> [REQUIREMENTS]: Which lines hold the word "Health"? Copy each of them.

** begin **

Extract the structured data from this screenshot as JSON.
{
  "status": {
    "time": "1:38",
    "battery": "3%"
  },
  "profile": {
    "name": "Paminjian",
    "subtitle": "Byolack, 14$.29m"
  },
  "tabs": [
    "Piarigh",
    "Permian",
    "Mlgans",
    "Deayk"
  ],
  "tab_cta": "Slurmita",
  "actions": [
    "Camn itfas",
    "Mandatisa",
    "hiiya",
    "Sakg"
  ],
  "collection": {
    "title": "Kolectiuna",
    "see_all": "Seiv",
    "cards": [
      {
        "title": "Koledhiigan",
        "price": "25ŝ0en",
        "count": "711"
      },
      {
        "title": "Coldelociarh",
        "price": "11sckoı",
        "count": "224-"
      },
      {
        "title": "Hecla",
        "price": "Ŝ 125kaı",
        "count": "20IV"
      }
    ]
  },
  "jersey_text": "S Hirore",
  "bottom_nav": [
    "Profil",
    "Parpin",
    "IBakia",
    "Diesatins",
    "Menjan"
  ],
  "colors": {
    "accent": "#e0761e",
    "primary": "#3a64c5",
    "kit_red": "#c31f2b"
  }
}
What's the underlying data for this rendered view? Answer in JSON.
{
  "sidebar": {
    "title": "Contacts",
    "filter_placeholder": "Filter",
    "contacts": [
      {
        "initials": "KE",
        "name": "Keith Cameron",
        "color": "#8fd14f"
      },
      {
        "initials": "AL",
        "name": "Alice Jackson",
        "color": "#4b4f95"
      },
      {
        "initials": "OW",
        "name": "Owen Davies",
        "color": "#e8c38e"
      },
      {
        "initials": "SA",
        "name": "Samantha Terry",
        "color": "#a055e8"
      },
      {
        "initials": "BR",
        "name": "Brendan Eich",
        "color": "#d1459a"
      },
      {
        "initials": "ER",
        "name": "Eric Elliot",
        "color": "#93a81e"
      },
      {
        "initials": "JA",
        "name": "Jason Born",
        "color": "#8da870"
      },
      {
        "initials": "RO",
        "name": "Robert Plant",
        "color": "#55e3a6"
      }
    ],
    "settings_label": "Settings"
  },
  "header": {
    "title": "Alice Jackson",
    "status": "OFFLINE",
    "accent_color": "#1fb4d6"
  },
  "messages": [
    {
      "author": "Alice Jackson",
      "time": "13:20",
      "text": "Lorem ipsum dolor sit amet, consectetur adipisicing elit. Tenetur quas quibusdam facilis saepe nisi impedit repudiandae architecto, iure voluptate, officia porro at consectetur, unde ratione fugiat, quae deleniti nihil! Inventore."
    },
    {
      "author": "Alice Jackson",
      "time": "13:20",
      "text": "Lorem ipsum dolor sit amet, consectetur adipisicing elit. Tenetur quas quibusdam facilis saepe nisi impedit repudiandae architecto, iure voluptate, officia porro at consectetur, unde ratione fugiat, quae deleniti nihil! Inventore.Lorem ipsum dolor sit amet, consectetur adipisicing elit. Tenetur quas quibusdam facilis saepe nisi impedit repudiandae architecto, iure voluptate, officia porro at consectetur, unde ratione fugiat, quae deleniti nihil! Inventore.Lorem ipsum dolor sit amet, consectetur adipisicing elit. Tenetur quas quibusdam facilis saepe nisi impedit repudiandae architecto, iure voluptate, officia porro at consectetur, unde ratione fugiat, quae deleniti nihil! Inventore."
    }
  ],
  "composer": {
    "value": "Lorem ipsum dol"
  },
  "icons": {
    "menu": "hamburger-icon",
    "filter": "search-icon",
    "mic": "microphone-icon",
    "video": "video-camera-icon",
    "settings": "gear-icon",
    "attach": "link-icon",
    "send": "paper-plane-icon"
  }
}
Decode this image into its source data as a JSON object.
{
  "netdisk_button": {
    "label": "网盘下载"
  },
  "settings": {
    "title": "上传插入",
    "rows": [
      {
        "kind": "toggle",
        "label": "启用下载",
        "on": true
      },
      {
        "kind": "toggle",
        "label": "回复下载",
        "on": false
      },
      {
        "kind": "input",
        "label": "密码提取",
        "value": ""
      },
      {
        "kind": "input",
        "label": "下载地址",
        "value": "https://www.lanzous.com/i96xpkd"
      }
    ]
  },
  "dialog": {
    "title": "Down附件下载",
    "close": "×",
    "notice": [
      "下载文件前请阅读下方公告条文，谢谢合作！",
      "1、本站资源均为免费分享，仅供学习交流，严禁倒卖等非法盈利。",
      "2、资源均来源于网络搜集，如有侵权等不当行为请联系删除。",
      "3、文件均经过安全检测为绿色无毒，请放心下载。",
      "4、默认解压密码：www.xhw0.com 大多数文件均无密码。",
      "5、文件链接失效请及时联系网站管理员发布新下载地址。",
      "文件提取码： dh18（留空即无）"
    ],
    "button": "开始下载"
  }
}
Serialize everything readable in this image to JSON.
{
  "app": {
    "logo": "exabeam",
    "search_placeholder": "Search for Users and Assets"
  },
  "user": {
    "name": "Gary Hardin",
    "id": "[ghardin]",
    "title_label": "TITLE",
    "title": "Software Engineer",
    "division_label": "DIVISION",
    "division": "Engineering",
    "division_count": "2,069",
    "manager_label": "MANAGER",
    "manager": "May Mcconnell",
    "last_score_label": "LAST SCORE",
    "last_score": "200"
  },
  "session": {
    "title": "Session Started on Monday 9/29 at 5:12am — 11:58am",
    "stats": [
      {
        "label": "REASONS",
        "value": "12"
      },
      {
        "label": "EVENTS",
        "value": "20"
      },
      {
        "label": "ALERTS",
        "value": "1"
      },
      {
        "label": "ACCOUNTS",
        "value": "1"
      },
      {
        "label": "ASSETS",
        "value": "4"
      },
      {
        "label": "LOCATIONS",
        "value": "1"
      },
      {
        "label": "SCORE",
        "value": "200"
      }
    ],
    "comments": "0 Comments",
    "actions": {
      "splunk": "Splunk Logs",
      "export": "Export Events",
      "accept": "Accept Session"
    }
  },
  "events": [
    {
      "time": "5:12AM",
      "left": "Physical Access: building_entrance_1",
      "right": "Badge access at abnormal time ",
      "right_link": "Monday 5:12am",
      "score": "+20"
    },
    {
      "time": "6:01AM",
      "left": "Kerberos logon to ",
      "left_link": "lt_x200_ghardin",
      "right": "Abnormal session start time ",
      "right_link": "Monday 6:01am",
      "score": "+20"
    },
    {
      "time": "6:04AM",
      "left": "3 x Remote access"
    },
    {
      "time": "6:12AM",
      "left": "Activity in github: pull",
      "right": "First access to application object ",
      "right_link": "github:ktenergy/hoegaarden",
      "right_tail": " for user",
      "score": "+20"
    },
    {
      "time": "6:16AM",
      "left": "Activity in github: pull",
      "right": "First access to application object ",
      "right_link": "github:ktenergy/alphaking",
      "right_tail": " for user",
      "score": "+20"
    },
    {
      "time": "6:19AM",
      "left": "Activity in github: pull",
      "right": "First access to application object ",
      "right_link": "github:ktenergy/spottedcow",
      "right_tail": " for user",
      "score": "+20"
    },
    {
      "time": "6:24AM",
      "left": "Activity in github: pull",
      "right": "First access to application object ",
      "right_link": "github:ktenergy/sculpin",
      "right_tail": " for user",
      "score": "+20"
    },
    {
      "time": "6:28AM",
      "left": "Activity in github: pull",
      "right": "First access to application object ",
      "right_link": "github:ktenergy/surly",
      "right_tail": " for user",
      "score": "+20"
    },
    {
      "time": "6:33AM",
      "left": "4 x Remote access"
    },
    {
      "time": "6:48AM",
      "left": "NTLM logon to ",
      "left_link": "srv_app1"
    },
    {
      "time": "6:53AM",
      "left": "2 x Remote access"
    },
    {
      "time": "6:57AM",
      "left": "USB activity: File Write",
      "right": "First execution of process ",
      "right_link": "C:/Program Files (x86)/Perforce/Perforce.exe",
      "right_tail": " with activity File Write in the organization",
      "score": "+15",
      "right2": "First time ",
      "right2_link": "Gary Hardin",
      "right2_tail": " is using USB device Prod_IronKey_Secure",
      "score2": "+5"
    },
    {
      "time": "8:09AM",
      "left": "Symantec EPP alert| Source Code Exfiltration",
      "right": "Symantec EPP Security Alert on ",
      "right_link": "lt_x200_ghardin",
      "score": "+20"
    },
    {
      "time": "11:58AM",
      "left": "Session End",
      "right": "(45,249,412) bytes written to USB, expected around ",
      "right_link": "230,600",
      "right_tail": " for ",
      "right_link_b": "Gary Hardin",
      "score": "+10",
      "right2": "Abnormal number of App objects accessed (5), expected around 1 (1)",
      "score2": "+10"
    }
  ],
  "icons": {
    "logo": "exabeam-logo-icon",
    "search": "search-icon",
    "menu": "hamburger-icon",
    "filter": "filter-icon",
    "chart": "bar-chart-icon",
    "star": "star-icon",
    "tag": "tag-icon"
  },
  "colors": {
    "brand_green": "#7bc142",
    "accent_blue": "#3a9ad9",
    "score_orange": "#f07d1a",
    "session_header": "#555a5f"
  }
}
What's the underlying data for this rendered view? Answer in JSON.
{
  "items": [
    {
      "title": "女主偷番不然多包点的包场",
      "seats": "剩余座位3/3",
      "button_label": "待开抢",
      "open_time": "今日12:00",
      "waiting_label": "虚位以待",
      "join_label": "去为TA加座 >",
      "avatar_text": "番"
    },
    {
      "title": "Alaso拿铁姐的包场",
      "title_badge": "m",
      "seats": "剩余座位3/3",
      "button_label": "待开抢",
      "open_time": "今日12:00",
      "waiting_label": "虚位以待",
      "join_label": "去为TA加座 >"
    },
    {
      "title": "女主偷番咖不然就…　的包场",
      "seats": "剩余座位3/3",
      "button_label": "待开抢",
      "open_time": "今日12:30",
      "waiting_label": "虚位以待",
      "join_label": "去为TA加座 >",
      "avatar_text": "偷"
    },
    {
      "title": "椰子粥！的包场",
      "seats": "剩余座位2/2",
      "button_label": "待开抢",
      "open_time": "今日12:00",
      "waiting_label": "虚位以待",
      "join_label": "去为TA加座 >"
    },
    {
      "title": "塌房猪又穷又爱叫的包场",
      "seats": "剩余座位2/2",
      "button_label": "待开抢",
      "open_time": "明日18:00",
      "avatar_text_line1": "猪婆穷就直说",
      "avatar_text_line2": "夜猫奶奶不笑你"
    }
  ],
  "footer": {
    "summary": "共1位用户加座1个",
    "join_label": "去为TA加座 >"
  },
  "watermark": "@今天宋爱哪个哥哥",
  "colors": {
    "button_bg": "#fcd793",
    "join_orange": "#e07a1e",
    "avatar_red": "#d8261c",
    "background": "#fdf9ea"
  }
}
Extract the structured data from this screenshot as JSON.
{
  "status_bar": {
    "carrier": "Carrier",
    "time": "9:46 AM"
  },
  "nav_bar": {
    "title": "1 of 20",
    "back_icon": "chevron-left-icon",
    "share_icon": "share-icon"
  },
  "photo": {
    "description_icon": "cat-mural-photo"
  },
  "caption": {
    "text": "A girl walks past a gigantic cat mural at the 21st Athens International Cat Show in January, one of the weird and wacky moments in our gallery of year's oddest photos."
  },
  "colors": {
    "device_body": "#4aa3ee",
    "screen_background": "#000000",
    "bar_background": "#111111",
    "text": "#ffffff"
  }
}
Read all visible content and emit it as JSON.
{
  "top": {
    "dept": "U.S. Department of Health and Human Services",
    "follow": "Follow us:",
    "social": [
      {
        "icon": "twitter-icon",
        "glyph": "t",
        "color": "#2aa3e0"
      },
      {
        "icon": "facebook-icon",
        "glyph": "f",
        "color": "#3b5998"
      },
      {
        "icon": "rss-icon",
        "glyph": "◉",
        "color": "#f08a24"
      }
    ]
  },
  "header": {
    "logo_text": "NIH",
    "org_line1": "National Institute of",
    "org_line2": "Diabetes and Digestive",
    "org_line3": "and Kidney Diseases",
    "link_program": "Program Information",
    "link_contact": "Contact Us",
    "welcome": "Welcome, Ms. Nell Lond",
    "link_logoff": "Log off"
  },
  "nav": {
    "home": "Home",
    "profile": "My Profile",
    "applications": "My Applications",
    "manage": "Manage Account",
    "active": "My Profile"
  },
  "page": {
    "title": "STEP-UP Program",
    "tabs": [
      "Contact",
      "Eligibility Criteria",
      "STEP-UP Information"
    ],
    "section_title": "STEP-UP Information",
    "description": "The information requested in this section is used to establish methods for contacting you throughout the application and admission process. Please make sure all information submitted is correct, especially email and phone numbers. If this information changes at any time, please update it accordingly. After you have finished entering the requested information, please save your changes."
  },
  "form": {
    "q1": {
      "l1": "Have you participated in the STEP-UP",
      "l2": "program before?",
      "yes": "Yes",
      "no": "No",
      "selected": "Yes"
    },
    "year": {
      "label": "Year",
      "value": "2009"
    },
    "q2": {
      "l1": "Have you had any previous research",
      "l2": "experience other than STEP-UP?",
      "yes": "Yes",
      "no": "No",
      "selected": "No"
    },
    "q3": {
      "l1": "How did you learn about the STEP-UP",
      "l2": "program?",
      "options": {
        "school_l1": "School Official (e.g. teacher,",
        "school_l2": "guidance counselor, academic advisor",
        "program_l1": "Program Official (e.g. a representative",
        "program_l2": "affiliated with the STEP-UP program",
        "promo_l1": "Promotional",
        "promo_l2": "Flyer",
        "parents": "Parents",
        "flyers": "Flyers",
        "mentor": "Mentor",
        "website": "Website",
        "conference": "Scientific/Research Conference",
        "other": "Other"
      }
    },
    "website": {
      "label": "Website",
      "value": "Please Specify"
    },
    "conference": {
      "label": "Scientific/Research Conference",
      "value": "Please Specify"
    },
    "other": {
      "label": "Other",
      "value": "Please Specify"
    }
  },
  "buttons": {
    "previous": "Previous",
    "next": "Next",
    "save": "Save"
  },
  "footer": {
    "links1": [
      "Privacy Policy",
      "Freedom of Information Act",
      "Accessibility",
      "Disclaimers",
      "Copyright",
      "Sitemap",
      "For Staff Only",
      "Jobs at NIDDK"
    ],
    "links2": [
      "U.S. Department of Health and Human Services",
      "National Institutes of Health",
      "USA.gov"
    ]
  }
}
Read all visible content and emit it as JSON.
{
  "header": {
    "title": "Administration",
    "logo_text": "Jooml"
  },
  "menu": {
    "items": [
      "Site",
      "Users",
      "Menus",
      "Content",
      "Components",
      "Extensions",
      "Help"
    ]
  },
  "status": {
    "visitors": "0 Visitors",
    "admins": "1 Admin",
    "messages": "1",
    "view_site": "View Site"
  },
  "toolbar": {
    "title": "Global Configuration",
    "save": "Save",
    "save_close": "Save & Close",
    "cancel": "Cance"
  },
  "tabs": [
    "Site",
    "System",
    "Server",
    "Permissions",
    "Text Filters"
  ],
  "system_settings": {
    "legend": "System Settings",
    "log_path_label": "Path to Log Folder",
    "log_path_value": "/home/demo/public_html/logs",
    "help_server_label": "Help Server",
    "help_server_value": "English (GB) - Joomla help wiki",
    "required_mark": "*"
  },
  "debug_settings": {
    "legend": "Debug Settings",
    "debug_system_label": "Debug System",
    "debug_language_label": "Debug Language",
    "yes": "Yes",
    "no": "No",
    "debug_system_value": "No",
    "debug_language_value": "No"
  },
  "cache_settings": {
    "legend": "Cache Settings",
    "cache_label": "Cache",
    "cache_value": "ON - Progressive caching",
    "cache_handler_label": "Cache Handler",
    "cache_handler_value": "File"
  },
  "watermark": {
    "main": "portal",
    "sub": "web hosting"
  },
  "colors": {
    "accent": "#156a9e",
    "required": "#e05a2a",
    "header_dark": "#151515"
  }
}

** end **

> [CORRECT ANSWER]:
    "dept": "U.S. Department of Health and Human Services",
      "U.S. Department of Health and Human Services",
      "National Institutes of Health",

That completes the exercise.